Scan the following material for the string "performance" and copy each line in which it appears.
--- Begin The input ---
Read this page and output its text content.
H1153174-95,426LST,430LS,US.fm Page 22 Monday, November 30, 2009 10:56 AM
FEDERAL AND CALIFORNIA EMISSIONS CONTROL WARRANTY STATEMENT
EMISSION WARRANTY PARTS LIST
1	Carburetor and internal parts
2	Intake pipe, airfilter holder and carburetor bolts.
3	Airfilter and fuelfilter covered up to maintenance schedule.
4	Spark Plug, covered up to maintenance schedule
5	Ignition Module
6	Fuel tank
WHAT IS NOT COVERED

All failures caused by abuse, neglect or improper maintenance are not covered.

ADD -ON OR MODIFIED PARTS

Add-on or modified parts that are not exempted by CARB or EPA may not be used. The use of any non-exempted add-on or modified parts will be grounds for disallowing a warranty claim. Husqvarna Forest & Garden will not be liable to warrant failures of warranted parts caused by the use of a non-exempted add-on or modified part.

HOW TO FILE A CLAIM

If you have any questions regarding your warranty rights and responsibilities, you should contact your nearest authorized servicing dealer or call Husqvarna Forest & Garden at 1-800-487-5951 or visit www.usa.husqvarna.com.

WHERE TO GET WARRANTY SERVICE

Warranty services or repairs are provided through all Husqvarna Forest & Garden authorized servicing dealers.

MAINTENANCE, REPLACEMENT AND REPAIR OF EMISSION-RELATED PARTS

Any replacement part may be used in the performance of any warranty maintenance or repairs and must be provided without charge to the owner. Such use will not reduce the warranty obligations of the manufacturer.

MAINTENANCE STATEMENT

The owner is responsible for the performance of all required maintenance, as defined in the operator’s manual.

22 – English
--- End The input ---
--- Begin The input ---
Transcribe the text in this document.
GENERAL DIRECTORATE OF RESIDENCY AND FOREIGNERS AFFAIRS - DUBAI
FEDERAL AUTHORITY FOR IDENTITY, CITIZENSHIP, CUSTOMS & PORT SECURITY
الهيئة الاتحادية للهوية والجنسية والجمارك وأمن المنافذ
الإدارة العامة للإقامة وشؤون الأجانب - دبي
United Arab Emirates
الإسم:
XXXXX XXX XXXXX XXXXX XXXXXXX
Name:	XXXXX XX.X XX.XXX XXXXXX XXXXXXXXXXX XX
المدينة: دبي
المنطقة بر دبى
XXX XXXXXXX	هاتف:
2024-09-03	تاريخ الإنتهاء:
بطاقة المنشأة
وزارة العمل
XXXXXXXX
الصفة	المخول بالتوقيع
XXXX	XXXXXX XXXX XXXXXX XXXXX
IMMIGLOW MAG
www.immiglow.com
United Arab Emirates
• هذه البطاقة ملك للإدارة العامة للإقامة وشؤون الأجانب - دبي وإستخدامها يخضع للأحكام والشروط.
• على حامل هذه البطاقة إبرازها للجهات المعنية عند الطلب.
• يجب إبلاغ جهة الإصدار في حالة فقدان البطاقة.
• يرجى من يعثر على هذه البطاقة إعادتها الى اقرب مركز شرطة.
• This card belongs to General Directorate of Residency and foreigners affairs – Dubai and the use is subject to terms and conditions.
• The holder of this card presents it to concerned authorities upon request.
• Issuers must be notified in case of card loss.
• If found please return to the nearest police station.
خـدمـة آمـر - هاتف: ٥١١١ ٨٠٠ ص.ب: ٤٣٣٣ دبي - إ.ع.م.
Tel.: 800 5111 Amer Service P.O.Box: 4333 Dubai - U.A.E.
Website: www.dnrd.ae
--- End The input ---
- **Written answer**
Any replacement part may be used in the performance of any warranty maintenance or repairs and must be provided without charge to the owner. Such use will not reduce the warranty obligations of the manufacturer.
The owner is responsible for the performance of all required maintenance, as defined in the operator’s manual.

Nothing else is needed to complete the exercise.